DIRECTIVE >> Rewrite the rows as a numbered list, starting at the row containing "List 80 of the" and ending at the row containing "cloud-sun-icon (499, 5, 516, 19)", with both of those rows included. Leave out blank lines and pictures, and list nothing outside that range.

THE RECORDS >>
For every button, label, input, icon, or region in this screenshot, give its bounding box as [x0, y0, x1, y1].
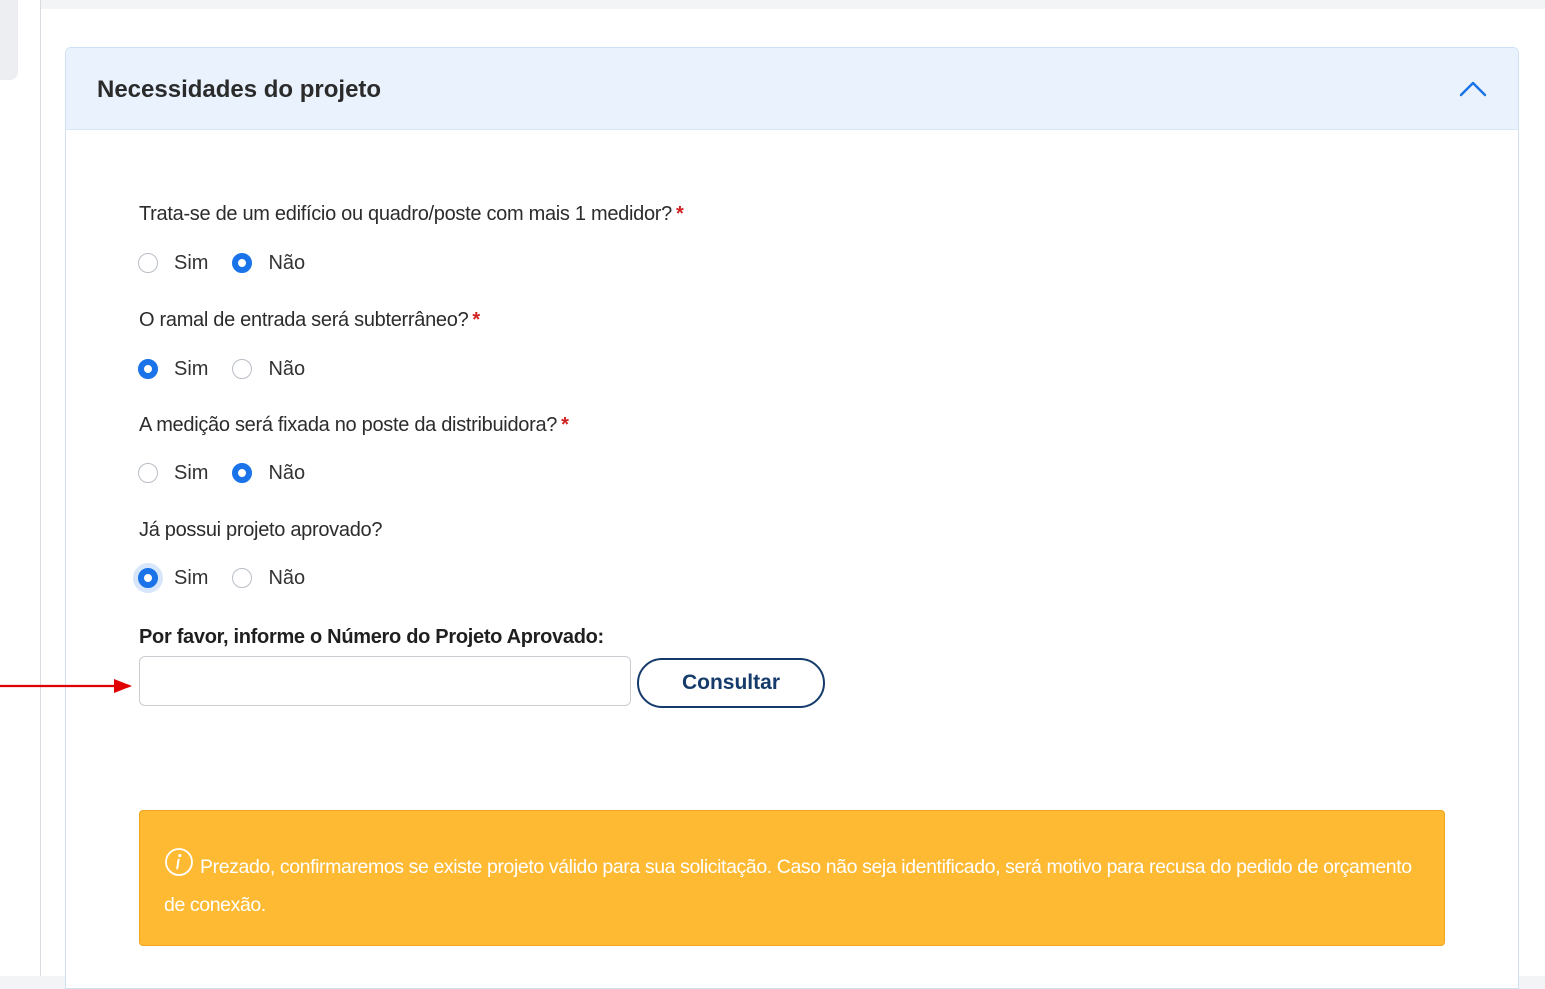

---

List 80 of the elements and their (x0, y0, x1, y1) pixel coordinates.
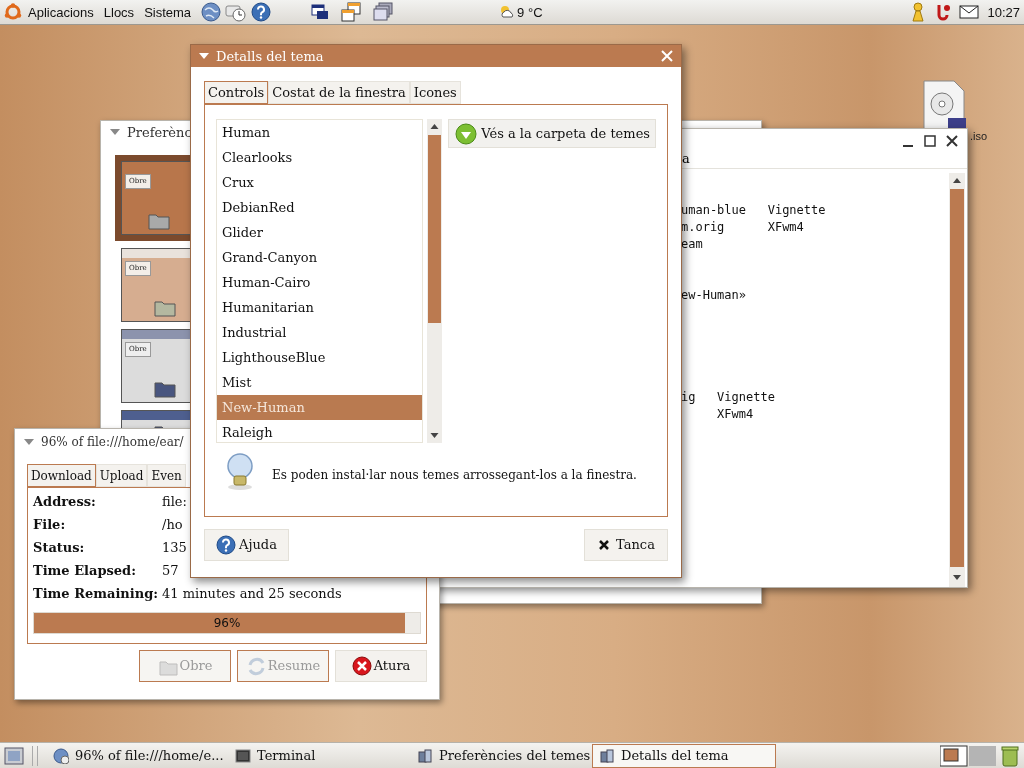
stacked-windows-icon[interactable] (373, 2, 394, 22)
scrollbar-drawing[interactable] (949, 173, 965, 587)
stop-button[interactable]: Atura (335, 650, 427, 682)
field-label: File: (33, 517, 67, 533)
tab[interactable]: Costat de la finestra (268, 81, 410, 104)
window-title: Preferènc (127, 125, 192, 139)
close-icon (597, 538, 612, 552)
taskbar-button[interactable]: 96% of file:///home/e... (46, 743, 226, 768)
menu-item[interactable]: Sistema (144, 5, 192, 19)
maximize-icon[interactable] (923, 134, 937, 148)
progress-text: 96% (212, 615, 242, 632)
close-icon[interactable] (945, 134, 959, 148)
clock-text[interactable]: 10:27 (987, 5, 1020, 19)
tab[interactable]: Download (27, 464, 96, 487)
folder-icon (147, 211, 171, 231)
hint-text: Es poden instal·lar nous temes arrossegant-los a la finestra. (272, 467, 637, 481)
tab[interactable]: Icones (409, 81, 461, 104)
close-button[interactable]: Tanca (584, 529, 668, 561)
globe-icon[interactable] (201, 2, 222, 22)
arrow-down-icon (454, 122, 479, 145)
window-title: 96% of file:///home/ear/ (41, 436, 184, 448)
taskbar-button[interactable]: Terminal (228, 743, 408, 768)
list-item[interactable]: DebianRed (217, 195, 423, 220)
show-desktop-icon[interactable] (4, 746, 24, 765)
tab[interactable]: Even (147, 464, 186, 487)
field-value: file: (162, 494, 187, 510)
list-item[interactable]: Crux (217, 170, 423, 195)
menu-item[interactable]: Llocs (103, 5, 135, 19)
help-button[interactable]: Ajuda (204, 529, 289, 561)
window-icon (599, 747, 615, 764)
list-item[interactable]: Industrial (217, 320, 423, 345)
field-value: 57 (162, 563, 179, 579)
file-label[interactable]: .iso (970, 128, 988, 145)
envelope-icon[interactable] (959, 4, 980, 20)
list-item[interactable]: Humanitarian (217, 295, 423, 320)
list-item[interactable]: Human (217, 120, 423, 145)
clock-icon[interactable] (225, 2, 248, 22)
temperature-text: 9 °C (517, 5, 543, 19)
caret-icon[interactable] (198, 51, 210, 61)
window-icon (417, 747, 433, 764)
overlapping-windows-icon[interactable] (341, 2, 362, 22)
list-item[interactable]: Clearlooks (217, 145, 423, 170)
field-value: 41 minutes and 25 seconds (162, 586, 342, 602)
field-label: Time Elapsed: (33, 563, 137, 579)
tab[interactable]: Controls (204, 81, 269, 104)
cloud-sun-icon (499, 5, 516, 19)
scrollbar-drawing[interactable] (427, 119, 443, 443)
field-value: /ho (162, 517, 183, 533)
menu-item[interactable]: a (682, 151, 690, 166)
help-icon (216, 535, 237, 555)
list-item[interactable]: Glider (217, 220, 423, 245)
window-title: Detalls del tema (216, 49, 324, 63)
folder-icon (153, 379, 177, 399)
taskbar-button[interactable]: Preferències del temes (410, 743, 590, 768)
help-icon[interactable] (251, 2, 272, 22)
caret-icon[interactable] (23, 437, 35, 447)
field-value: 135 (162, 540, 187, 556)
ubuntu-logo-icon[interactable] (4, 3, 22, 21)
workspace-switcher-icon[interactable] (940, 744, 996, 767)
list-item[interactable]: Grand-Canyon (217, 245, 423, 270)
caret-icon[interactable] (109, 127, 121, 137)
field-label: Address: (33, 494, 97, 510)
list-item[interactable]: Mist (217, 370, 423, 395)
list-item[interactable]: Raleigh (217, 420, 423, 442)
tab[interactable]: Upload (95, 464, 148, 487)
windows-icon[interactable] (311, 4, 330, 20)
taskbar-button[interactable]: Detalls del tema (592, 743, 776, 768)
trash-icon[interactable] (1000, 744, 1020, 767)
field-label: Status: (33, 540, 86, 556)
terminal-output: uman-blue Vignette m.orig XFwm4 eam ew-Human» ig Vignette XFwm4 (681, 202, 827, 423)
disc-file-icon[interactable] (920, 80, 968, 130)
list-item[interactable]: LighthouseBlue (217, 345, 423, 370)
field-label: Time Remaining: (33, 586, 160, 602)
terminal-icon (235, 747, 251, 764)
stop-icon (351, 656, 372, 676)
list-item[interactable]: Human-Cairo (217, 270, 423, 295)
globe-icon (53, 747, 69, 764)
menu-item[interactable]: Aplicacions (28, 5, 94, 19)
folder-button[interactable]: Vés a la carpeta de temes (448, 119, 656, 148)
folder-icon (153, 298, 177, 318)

CORRECT RESPONSE >>
1. List 80 of the elements and their (x0, y0, x1, y1) pixel coordinates.
2. stacked-windows-icon[interactable] (373, 2, 394, 22)
3. scrollbar-drawing[interactable] (949, 173, 965, 587)
4. stop-button[interactable]: Atura (335, 650, 427, 682)
5. field-label: File: (33, 517, 67, 533)
6. tab[interactable]: Costat de la finestra (268, 81, 410, 104)
7. window-title: Preferènc (127, 125, 192, 139)
8. close-icon (597, 538, 612, 552)
9. taskbar-button[interactable]: 96% of file:///home/e... (46, 743, 226, 768)
10. menu-item[interactable]: Sistema (144, 5, 192, 19)
11. maximize-icon[interactable] (923, 134, 937, 148)
12. progress-text: 96% (212, 615, 242, 632)
13. close-icon[interactable] (945, 134, 959, 148)
14. clock-text[interactable]: 10:27 (987, 5, 1020, 19)
15. tab[interactable]: Download (27, 464, 96, 487)
16. folder-icon (147, 211, 171, 231)
17. hint-text: Es poden instal·lar nous temes arrossegant-los a la finestra. (272, 467, 637, 481)
18. tab[interactable]: Icones (409, 81, 461, 104)
19. close-button[interactable]: Tanca (584, 529, 668, 561)
20. globe-icon[interactable] (201, 2, 222, 22)
21. arrow-down-icon (454, 122, 479, 145)
22. window-title: 96% of file:///home/ear/ (41, 436, 184, 448)
23. taskbar-button[interactable]: Terminal (228, 743, 408, 768)
24. list-item[interactable]: DebianRed (217, 195, 423, 220)
25. show-desktop-icon[interactable] (4, 746, 24, 765)
26. tab[interactable]: Even (147, 464, 186, 487)
27. field-value: file: (162, 494, 187, 510)
28. list-item[interactable]: Crux (217, 170, 423, 195)
29. menu-item[interactable]: Llocs (103, 5, 135, 19)
30. help-button[interactable]: Ajuda (204, 529, 289, 561)
31. window-icon (599, 747, 615, 764)
32. list-item[interactable]: Industrial (217, 320, 423, 345)
33. field-value: 57 (162, 563, 179, 579)
34. file-label[interactable]: .iso (970, 128, 988, 145)
35. envelope-icon[interactable] (959, 4, 980, 20)
36. list-item[interactable]: Humanitarian (217, 295, 423, 320)
37. list-item[interactable]: Human (217, 120, 423, 145)
38. clock-icon[interactable] (225, 2, 248, 22)
39. temperature-text: 9 °C (517, 5, 543, 19)
40. caret-icon[interactable] (198, 51, 210, 61)
41. window-icon (417, 747, 433, 764)
42. overlapping-windows-icon[interactable] (341, 2, 362, 22)
43. list-item[interactable]: Clearlooks (217, 145, 423, 170)
44. field-value: 41 minutes and 25 seconds (162, 586, 342, 602)
45. field-label: Time Elapsed: (33, 563, 137, 579)
46. tab[interactable]: Controls (204, 81, 269, 104)
47. cloud-sun-icon (499, 5, 516, 19)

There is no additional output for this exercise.